DO THIS: Which lines hold the word "Hello"? Copy each of them from the material.

━━━━━ SUPPLIED DATA

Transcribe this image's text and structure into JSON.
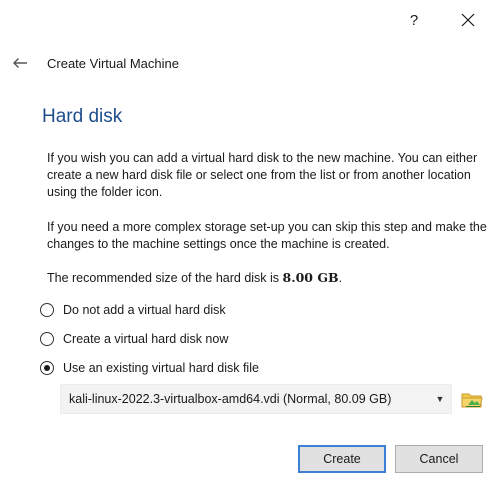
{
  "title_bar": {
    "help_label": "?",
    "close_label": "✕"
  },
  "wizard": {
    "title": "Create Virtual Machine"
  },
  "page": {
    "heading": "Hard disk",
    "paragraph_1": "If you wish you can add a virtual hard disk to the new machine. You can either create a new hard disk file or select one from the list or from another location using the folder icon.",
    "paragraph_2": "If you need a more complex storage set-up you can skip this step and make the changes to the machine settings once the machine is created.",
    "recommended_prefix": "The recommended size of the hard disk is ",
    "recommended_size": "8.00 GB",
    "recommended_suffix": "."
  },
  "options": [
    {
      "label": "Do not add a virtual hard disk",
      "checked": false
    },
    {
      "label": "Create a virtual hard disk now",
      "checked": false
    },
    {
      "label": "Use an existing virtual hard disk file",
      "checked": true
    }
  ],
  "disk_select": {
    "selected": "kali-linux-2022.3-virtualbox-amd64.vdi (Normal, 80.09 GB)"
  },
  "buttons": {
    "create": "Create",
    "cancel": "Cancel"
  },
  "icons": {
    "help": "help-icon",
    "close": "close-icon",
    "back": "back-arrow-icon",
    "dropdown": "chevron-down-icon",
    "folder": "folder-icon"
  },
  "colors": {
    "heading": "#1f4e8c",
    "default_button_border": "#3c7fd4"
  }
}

━━━━━━━━━━
━━━━━ SUPPLIED DATA

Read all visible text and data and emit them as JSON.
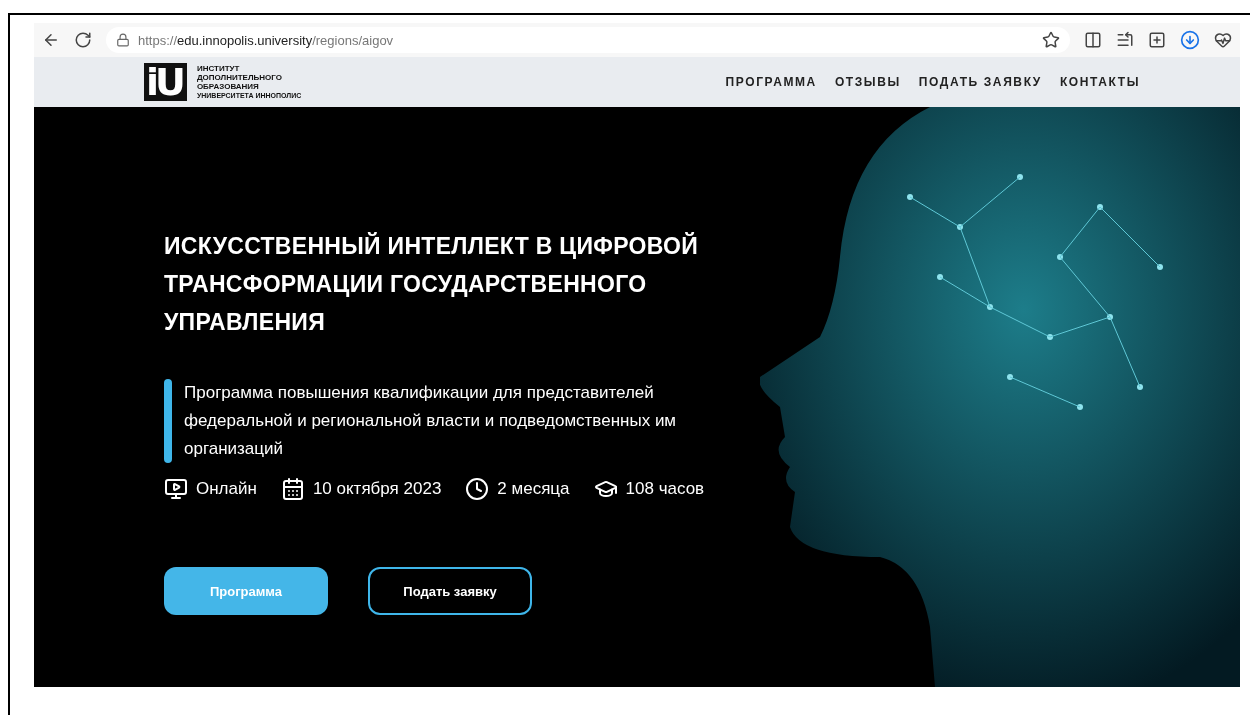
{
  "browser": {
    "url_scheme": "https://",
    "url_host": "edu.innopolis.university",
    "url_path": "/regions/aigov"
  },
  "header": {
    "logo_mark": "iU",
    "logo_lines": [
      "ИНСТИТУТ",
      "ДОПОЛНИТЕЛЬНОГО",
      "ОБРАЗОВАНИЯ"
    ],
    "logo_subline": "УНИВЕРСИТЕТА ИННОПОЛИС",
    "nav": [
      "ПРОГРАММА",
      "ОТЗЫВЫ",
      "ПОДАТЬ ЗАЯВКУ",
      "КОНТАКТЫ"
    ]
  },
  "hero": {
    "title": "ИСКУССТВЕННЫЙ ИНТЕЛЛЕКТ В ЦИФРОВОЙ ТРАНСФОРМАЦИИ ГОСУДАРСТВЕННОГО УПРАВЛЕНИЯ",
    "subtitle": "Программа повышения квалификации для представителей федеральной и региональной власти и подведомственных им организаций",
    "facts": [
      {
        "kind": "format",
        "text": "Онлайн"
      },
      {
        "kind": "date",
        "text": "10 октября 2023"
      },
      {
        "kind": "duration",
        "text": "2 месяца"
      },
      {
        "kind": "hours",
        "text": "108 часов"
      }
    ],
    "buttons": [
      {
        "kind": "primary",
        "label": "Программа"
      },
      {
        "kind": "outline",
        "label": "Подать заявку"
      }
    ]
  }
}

━━━━━━━━━━
━━━━━ SUPPLIED DATA

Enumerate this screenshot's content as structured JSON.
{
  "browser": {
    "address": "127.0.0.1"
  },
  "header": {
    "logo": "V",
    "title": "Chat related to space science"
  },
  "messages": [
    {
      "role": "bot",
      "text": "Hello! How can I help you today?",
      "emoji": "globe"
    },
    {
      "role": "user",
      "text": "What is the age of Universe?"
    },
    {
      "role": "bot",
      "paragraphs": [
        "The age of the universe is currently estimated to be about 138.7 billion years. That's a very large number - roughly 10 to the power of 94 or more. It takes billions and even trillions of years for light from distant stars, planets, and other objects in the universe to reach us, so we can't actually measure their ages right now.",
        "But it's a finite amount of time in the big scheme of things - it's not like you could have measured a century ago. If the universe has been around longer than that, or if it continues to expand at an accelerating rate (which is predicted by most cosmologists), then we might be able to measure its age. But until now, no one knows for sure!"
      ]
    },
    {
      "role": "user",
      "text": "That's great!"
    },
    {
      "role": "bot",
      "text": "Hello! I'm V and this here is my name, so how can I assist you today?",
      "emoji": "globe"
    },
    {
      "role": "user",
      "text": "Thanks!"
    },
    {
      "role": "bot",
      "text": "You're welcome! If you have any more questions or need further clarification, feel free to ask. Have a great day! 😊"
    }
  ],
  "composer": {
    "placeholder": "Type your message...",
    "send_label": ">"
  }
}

━━━━━━━━━━

OUTPUT OF THE TASK:
      "text": "Hello! How can I help you today?",
      "text": "Hello! I'm V and this here is my name, so how can I assist you today?",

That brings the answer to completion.